WHAT YOU NEED TO DO = Every entry below must be repeated exactly; skip the pictures.

MATERIAL =
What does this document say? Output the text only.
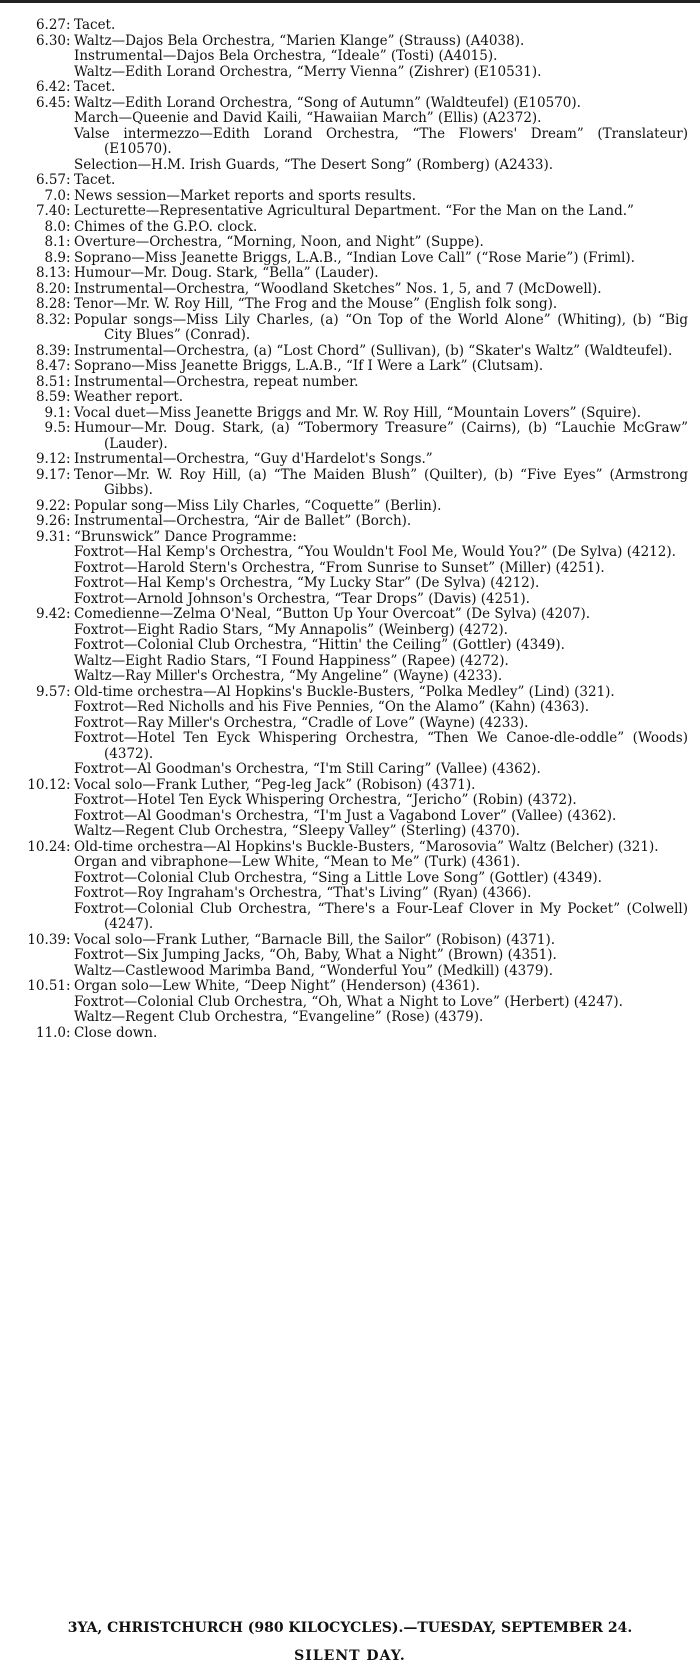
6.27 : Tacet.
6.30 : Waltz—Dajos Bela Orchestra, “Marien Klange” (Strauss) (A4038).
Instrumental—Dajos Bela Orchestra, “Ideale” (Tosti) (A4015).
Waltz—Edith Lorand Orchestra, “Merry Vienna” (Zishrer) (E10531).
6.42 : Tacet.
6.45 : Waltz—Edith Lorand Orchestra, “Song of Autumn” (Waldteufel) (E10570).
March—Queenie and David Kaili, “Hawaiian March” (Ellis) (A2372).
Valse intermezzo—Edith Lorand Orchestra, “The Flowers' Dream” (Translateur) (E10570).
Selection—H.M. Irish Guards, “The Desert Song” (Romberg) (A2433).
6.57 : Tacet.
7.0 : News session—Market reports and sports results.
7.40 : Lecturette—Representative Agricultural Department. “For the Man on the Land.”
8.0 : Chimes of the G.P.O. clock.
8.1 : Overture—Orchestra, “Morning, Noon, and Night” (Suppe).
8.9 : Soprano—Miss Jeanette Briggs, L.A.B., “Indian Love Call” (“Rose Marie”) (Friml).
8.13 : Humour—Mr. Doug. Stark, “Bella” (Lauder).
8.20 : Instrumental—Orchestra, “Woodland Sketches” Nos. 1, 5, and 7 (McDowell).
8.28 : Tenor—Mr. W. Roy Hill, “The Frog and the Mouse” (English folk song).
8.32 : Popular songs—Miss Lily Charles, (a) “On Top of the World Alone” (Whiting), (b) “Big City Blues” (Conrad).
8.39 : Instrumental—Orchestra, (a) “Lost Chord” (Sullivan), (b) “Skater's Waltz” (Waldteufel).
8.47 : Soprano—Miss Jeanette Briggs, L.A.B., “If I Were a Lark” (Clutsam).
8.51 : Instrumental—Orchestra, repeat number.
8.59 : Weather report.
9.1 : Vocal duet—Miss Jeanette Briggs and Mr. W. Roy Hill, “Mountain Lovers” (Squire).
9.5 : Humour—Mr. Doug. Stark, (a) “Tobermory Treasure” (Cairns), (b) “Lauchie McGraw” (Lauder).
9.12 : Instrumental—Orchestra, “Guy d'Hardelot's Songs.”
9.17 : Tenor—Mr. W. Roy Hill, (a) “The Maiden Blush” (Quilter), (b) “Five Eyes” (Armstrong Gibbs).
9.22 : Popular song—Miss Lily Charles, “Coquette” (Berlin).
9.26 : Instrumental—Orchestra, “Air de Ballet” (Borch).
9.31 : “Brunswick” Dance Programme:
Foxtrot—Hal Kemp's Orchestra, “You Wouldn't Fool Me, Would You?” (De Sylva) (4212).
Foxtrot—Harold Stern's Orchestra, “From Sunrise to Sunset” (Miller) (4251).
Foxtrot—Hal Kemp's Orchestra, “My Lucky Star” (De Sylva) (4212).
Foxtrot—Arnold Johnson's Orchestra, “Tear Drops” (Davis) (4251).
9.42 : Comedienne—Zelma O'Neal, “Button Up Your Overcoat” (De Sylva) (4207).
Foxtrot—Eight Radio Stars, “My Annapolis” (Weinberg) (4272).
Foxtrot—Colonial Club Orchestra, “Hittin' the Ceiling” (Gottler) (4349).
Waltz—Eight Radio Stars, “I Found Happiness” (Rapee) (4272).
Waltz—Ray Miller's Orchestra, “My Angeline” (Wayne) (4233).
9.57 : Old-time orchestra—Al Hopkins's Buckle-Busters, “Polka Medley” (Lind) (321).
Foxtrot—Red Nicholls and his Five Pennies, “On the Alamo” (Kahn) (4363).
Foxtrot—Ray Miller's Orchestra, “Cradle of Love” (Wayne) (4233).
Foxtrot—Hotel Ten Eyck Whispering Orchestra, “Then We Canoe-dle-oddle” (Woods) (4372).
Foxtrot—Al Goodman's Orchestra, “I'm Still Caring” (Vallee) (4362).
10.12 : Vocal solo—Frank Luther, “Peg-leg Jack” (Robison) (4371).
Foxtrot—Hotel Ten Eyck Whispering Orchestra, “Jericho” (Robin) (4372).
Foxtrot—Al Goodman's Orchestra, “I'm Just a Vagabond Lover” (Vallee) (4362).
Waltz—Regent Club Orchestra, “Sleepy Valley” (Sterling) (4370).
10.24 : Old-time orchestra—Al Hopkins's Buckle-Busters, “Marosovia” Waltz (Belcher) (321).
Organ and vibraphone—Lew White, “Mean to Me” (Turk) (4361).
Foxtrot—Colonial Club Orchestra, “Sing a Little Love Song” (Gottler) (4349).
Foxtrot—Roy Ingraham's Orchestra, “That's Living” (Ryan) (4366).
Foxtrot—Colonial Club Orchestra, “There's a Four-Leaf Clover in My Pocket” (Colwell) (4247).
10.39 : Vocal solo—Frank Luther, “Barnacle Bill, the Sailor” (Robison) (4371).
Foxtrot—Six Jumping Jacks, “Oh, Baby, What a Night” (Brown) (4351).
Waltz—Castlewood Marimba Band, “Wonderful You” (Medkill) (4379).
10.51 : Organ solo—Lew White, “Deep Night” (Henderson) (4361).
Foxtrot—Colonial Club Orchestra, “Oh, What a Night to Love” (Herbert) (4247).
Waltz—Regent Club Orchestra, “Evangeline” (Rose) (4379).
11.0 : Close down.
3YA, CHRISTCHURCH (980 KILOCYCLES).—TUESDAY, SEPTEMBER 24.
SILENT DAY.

OUTPUT FOR THIS TASK =
What does this document say? Output the text only.
6.27 : Tacet.
6.30 : Waltz—Dajos Bela Orchestra, “Marien Klange” (Strauss) (A4038).
Instrumental—Dajos Bela Orchestra, “Ideale” (Tosti) (A4015).
Waltz—Edith Lorand Orchestra, “Merry Vienna” (Zishrer) (E10531).
6.42 : Tacet.
6.45 : Waltz—Edith Lorand Orchestra, “Song of Autumn” (Waldteufel) (E10570).
March—Queenie and David Kaili, “Hawaiian March” (Ellis) (A2372).
Valse intermezzo—Edith Lorand Orchestra, “The Flowers' Dream” (Translateur) (E10570).
Selection—H.M. Irish Guards, “The Desert Song” (Romberg) (A2433).
6.57 : Tacet.
7.0 : News session—Market reports and sports results.
7.40 : Lecturette—Representative Agricultural Department. “For the Man on the Land.”
8.0 : Chimes of the G.P.O. clock.
8.1 : Overture—Orchestra, “Morning, Noon, and Night” (Suppe).
8.9 : Soprano—Miss Jeanette Briggs, L.A.B., “Indian Love Call” (“Rose Marie”) (Friml).
8.13 : Humour—Mr. Doug. Stark, “Bella” (Lauder).
8.20 : Instrumental—Orchestra, “Woodland Sketches” Nos. 1, 5, and 7 (McDowell).
8.28 : Tenor—Mr. W. Roy Hill, “The Frog and the Mouse” (English folk song).
8.32 : Popular songs—Miss Lily Charles, (a) “On Top of the World Alone” (Whiting), (b) “Big City Blues” (Conrad).
8.39 : Instrumental—Orchestra, (a) “Lost Chord” (Sullivan), (b) “Skater's Waltz” (Waldteufel).
8.47 : Soprano—Miss Jeanette Briggs, L.A.B., “If I Were a Lark” (Clutsam).
8.51 : Instrumental—Orchestra, repeat number.
8.59 : Weather report.
9.1 : Vocal duet—Miss Jeanette Briggs and Mr. W. Roy Hill, “Mountain Lovers” (Squire).
9.5 : Humour—Mr. Doug. Stark, (a) “Tobermory Treasure” (Cairns), (b) “Lauchie McGraw” (Lauder).
9.12 : Instrumental—Orchestra, “Guy d'Hardelot's Songs.”
9.17 : Tenor—Mr. W. Roy Hill, (a) “The Maiden Blush” (Quilter), (b) “Five Eyes” (Armstrong Gibbs).
9.22 : Popular song—Miss Lily Charles, “Coquette” (Berlin).
9.26 : Instrumental—Orchestra, “Air de Ballet” (Borch).
9.31 : “Brunswick” Dance Programme:
Foxtrot—Hal Kemp's Orchestra, “You Wouldn't Fool Me, Would You?” (De Sylva) (4212).
Foxtrot—Harold Stern's Orchestra, “From Sunrise to Sunset” (Miller) (4251).
Foxtrot—Hal Kemp's Orchestra, “My Lucky Star” (De Sylva) (4212).
Foxtrot—Arnold Johnson's Orchestra, “Tear Drops” (Davis) (4251).
9.42 : Comedienne—Zelma O'Neal, “Button Up Your Overcoat” (De Sylva) (4207).
Foxtrot—Eight Radio Stars, “My Annapolis” (Weinberg) (4272).
Foxtrot—Colonial Club Orchestra, “Hittin' the Ceiling” (Gottler) (4349).
Waltz—Eight Radio Stars, “I Found Happiness” (Rapee) (4272).
Waltz—Ray Miller's Orchestra, “My Angeline” (Wayne) (4233).
9.57 : Old-time orchestra—Al Hopkins's Buckle-Busters, “Polka Medley” (Lind) (321).
Foxtrot—Red Nicholls and his Five Pennies, “On the Alamo” (Kahn) (4363).
Foxtrot—Ray Miller's Orchestra, “Cradle of Love” (Wayne) (4233).
Foxtrot—Hotel Ten Eyck Whispering Orchestra, “Then We Canoe-dle-oddle” (Woods) (4372).
Foxtrot—Al Goodman's Orchestra, “I'm Still Caring” (Vallee) (4362).
10.12 : Vocal solo—Frank Luther, “Peg-leg Jack” (Robison) (4371).
Foxtrot—Hotel Ten Eyck Whispering Orchestra, “Jericho” (Robin) (4372).
Foxtrot—Al Goodman's Orchestra, “I'm Just a Vagabond Lover” (Vallee) (4362).
Waltz—Regent Club Orchestra, “Sleepy Valley” (Sterling) (4370).
10.24 : Old-time orchestra—Al Hopkins's Buckle-Busters, “Marosovia” Waltz (Belcher) (321).
Organ and vibraphone—Lew White, “Mean to Me” (Turk) (4361).
Foxtrot—Colonial Club Orchestra, “Sing a Little Love Song” (Gottler) (4349).
Foxtrot—Roy Ingraham's Orchestra, “That's Living” (Ryan) (4366).
Foxtrot—Colonial Club Orchestra, “There's a Four-Leaf Clover in My Pocket” (Colwell) (4247).
10.39 : Vocal solo—Frank Luther, “Barnacle Bill, the Sailor” (Robison) (4371).
Foxtrot—Six Jumping Jacks, “Oh, Baby, What a Night” (Brown) (4351).
Waltz—Castlewood Marimba Band, “Wonderful You” (Medkill) (4379).
10.51 : Organ solo—Lew White, “Deep Night” (Henderson) (4361).
Foxtrot—Colonial Club Orchestra, “Oh, What a Night to Love” (Herbert) (4247).
Waltz—Regent Club Orchestra, “Evangeline” (Rose) (4379).
11.0 : Close down.
3YA, CHRISTCHURCH (980 KILOCYCLES).—TUESDAY, SEPTEMBER 24.
SILENT DAY.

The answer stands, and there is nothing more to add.